— Start of Records for this task —
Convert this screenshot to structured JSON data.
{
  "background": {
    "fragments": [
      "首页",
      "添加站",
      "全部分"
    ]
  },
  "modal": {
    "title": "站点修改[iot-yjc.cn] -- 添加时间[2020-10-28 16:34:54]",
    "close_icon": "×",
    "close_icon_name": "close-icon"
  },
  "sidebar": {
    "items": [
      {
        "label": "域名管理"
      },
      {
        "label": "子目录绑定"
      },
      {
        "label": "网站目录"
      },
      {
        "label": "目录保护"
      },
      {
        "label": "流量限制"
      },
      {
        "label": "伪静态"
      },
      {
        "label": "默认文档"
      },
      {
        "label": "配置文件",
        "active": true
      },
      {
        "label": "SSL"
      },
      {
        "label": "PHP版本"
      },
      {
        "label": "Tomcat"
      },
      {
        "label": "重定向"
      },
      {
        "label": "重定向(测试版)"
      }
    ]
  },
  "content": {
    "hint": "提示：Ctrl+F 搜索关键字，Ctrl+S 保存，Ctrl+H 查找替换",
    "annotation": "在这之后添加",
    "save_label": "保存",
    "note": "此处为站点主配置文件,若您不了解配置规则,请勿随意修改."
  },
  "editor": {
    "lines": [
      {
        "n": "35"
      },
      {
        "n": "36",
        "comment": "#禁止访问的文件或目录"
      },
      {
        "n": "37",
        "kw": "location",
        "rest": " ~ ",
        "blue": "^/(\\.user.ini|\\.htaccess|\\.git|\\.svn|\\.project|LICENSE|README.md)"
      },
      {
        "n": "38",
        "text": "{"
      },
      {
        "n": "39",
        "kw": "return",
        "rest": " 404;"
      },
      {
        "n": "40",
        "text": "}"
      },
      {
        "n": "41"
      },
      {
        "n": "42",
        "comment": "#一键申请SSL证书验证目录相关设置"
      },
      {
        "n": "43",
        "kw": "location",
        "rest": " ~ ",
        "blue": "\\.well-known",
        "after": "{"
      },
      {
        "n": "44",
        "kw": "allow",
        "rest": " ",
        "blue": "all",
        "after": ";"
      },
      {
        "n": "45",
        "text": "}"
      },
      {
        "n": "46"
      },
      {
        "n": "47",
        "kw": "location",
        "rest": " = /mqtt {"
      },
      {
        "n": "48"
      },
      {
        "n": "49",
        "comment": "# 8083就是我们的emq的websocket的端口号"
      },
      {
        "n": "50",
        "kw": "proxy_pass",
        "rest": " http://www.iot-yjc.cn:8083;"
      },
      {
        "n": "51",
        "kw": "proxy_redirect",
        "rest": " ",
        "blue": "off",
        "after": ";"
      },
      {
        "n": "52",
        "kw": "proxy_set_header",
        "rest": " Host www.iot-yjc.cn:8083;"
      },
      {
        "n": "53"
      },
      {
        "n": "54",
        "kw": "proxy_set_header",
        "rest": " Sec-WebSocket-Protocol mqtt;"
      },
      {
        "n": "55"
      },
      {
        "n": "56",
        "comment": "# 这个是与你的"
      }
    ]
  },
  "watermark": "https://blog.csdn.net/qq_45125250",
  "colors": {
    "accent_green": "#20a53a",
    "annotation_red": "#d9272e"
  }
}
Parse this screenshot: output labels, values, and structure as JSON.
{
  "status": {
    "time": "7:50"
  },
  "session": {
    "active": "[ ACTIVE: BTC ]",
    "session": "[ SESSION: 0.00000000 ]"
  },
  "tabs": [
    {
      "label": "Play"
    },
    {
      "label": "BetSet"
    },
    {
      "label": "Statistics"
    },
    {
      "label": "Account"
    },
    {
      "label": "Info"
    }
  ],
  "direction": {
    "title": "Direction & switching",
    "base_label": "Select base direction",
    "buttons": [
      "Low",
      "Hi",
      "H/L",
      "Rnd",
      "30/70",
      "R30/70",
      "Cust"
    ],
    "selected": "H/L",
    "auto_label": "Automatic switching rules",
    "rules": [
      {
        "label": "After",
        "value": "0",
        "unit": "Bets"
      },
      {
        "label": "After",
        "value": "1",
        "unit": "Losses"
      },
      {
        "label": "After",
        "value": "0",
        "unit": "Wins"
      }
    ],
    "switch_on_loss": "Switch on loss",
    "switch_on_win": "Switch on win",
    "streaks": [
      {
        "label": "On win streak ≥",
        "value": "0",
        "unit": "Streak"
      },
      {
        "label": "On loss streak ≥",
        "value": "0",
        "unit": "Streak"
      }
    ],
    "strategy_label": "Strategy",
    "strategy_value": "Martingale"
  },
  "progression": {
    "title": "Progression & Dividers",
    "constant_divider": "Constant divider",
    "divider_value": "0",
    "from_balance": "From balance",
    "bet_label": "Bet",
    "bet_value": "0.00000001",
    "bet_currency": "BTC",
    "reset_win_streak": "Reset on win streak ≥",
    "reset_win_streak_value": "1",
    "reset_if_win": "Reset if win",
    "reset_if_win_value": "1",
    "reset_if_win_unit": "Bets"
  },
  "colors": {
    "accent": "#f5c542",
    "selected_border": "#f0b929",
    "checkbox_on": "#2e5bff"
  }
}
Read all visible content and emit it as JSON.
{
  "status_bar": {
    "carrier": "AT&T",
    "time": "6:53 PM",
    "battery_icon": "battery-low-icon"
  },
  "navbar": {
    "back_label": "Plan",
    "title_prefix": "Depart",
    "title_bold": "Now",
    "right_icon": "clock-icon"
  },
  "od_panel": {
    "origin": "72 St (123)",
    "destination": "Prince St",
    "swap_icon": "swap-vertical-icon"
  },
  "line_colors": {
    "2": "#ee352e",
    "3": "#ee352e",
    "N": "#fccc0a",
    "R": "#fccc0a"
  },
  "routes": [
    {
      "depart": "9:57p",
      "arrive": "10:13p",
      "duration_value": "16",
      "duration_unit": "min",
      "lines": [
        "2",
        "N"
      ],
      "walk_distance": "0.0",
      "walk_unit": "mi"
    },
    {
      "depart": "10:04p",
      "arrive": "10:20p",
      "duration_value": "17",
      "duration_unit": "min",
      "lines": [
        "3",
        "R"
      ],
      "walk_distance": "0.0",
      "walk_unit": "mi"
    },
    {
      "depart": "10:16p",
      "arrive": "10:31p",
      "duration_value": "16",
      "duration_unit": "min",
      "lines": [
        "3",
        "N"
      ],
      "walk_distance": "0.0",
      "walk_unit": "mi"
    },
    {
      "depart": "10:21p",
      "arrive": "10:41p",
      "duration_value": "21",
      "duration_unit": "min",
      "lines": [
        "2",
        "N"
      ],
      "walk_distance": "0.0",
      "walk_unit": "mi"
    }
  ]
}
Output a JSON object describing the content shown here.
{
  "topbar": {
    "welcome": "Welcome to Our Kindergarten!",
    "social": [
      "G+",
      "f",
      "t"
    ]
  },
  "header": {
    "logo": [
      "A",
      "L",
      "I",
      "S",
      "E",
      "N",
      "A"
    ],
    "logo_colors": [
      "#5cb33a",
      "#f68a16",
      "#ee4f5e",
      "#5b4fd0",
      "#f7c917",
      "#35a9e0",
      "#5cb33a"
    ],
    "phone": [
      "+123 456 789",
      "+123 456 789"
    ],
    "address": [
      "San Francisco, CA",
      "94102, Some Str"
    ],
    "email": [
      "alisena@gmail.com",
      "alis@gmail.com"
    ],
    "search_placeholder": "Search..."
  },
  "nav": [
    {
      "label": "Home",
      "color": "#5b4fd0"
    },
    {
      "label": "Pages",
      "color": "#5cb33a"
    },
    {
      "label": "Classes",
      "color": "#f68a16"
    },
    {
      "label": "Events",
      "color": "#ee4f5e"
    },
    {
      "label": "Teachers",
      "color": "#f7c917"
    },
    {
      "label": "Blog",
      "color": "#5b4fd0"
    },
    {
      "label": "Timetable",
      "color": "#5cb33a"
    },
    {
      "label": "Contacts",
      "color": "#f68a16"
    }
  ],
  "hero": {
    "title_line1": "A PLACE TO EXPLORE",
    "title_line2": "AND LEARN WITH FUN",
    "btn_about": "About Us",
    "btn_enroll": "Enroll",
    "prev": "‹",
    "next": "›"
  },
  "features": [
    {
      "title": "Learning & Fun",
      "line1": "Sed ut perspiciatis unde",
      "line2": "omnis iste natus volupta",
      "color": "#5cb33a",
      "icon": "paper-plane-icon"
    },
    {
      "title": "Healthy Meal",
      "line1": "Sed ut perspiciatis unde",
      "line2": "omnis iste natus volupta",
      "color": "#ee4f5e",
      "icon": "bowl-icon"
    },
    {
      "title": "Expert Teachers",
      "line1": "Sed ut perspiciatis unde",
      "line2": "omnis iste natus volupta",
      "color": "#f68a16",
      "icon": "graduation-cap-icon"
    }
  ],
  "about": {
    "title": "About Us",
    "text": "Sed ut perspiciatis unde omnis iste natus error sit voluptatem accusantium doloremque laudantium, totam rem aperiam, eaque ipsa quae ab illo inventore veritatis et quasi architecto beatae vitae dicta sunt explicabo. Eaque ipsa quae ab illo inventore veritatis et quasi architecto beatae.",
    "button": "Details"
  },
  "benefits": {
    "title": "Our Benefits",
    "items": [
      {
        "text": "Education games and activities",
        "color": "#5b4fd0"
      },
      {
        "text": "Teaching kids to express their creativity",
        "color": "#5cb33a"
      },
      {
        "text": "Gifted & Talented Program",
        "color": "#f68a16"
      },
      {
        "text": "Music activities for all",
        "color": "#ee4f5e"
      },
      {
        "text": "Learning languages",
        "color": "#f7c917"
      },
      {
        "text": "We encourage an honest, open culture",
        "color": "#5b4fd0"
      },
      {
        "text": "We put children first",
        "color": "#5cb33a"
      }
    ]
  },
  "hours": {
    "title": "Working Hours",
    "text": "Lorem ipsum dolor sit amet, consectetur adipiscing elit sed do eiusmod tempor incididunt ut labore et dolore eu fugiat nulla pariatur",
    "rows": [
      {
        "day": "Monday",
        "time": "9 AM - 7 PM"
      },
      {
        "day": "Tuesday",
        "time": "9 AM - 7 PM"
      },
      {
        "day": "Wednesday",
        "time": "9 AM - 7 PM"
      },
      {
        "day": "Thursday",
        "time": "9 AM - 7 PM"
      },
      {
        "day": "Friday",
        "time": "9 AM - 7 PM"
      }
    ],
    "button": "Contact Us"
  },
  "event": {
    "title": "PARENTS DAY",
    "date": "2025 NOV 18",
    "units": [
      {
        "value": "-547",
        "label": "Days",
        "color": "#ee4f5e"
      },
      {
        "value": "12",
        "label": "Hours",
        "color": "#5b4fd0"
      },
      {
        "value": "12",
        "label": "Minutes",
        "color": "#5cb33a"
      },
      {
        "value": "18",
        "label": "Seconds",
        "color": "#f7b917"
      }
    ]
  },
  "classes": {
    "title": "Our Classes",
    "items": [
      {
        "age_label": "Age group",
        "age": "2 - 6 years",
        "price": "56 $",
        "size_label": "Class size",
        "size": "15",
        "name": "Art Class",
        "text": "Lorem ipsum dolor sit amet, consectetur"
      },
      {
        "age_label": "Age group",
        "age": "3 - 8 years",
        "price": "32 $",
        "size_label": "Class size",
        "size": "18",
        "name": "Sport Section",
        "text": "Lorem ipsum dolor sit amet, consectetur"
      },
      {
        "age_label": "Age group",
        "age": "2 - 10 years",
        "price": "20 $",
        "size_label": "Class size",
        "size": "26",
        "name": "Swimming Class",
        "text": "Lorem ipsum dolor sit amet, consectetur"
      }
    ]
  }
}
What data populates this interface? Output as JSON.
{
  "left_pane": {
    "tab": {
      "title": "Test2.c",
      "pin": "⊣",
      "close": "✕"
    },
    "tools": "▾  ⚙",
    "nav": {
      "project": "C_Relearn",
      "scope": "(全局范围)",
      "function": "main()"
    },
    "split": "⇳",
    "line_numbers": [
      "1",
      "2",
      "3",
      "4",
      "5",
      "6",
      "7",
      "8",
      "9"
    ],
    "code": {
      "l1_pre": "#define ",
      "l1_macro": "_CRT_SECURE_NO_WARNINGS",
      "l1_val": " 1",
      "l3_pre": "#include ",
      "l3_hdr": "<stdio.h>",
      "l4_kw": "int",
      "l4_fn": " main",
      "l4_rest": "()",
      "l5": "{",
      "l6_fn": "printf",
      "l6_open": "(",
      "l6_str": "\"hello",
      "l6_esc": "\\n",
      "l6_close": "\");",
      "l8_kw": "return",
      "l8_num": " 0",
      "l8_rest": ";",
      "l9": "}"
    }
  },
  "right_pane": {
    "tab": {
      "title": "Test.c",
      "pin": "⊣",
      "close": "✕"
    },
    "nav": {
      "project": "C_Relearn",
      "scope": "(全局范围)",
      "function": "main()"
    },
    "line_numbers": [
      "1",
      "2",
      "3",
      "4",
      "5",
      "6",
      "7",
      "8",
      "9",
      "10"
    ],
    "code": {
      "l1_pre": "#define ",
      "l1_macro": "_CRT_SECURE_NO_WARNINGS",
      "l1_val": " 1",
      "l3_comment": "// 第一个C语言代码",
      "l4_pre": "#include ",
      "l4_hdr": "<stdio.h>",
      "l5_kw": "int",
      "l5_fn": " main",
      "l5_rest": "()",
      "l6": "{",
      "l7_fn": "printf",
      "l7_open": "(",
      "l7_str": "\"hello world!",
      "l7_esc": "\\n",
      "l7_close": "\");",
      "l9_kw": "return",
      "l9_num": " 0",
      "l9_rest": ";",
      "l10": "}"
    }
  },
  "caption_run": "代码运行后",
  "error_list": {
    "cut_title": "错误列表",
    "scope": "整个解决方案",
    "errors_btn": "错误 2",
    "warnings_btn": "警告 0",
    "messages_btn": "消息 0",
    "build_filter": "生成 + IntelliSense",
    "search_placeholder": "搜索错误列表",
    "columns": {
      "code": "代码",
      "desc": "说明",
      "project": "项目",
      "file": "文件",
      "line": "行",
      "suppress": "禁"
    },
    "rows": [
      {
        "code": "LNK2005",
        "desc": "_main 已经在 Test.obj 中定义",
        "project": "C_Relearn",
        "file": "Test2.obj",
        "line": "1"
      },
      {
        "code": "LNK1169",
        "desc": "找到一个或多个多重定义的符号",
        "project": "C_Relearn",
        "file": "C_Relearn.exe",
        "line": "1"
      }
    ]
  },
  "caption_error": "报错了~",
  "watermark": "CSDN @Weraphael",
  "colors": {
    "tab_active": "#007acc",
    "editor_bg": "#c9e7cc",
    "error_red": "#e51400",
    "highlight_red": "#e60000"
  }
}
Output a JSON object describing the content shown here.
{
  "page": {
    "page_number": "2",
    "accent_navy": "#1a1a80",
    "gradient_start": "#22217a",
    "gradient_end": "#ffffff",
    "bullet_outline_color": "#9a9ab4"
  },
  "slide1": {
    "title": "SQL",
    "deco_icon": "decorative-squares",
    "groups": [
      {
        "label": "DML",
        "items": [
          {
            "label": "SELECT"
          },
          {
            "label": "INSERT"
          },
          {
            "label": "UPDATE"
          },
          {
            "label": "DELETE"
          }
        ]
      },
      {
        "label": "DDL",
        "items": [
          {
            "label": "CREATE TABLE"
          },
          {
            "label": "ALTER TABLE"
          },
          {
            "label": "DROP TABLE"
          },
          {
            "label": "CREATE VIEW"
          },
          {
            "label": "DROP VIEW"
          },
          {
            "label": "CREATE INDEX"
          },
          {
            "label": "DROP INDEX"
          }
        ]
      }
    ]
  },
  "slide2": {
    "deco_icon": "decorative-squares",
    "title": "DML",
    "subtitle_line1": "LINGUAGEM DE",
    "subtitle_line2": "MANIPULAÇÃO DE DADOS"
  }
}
— End of Records for this task —
Exercise instructions: List every line above containing the word "activities".

Result below:
        "text": "Education games and activities",
        "text": "Music activities for all",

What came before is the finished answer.